— START —

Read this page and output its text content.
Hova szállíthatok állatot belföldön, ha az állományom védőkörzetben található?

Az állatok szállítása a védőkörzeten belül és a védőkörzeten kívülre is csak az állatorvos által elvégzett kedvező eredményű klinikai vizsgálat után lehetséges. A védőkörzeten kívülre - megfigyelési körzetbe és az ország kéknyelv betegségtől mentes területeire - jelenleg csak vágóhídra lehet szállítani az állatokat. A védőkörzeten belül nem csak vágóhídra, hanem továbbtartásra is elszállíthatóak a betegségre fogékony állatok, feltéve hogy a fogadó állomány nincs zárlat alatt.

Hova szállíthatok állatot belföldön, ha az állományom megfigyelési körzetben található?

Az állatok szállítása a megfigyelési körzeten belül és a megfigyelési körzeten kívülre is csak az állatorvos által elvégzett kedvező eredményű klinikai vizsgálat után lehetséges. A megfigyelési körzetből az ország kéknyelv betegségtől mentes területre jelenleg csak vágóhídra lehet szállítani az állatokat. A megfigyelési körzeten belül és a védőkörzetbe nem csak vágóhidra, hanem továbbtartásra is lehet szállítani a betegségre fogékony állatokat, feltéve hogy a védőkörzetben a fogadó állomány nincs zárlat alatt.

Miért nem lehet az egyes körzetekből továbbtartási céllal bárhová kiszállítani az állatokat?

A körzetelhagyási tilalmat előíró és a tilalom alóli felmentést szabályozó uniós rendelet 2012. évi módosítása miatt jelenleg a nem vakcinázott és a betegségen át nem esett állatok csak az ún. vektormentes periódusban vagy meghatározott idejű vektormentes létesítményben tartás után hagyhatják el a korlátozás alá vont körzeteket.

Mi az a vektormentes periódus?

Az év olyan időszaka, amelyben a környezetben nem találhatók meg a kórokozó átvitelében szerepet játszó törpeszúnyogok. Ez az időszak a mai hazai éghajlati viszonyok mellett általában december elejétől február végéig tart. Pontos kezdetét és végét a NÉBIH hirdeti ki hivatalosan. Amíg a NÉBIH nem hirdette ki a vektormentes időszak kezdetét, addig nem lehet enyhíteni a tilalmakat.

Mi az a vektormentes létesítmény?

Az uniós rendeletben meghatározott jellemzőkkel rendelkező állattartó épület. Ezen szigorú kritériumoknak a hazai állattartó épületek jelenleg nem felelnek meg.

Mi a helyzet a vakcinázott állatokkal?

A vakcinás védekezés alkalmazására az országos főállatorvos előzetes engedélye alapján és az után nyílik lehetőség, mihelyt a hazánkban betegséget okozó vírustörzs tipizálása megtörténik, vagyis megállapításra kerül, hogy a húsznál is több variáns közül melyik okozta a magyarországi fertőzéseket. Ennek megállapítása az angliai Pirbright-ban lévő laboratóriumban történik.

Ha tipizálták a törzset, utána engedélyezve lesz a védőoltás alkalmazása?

— END —

Every record above needs to be repeated word for word.

- [The output]
Read this page and output its text content.
Hova szállíthatok állatot belföldön, ha az állományom védőkörzetben található?

Az állatok szállítása a védőkörzeten belül és a védőkörzeten kívülre is csak az állatorvos által elvégzett kedvező eredményű klinikai vizsgálat után lehetséges. A védőkörzeten kívülre - megfigyelési körzetbe és az ország kéknyelv betegségtől mentes területeire - jelenleg csak vágóhídra lehet szállítani az állatokat. A védőkörzeten belül nem csak vágóhídra, hanem továbbtartásra is elszállíthatóak a betegségre fogékony állatok, feltéve hogy a fogadó állomány nincs zárlat alatt.

Hova szállíthatok állatot belföldön, ha az állományom megfigyelési körzetben található?

Az állatok szállítása a megfigyelési körzeten belül és a megfigyelési körzeten kívülre is csak az állatorvos által elvégzett kedvező eredményű klinikai vizsgálat után lehetséges. A megfigyelési körzetből az ország kéknyelv betegségtől mentes területre jelenleg csak vágóhídra lehet szállítani az állatokat. A megfigyelési körzeten belül és a védőkörzetbe nem csak vágóhidra, hanem továbbtartásra is lehet szállítani a betegségre fogékony állatokat, feltéve hogy a védőkörzetben a fogadó állomány nincs zárlat alatt.

Miért nem lehet az egyes körzetekből továbbtartási céllal bárhová kiszállítani az állatokat?

A körzetelhagyási tilalmat előíró és a tilalom alóli felmentést szabályozó uniós rendelet 2012. évi módosítása miatt jelenleg a nem vakcinázott és a betegségen át nem esett állatok csak az ún. vektormentes periódusban vagy meghatározott idejű vektormentes létesítményben tartás után hagyhatják el a korlátozás alá vont körzeteket.

Mi az a vektormentes periódus?

Az év olyan időszaka, amelyben a környezetben nem találhatók meg a kórokozó átvitelében szerepet játszó törpeszúnyogok. Ez az időszak a mai hazai éghajlati viszonyok mellett általában december elejétől február végéig tart. Pontos kezdetét és végét a NÉBIH hirdeti ki hivatalosan. Amíg a NÉBIH nem hirdette ki a vektormentes időszak kezdetét, addig nem lehet enyhíteni a tilalmakat.

Mi az a vektormentes létesítmény?

Az uniós rendeletben meghatározott jellemzőkkel rendelkező állattartó épület. Ezen szigorú kritériumoknak a hazai állattartó épületek jelenleg nem felelnek meg.

Mi a helyzet a vakcinázott állatokkal?

A vakcinás védekezés alkalmazására az országos főállatorvos előzetes engedélye alapján és az után nyílik lehetőség, mihelyt a hazánkban betegséget okozó vírustörzs tipizálása megtörténik, vagyis megállapításra kerül, hogy a húsznál is több variáns közül melyik okozta a magyarországi fertőzéseket. Ennek megállapítása az angliai Pirbright-ban lévő laboratóriumban történik.

Ha tipizálták a törzset, utána engedélyezve lesz a védőoltás alkalmazása?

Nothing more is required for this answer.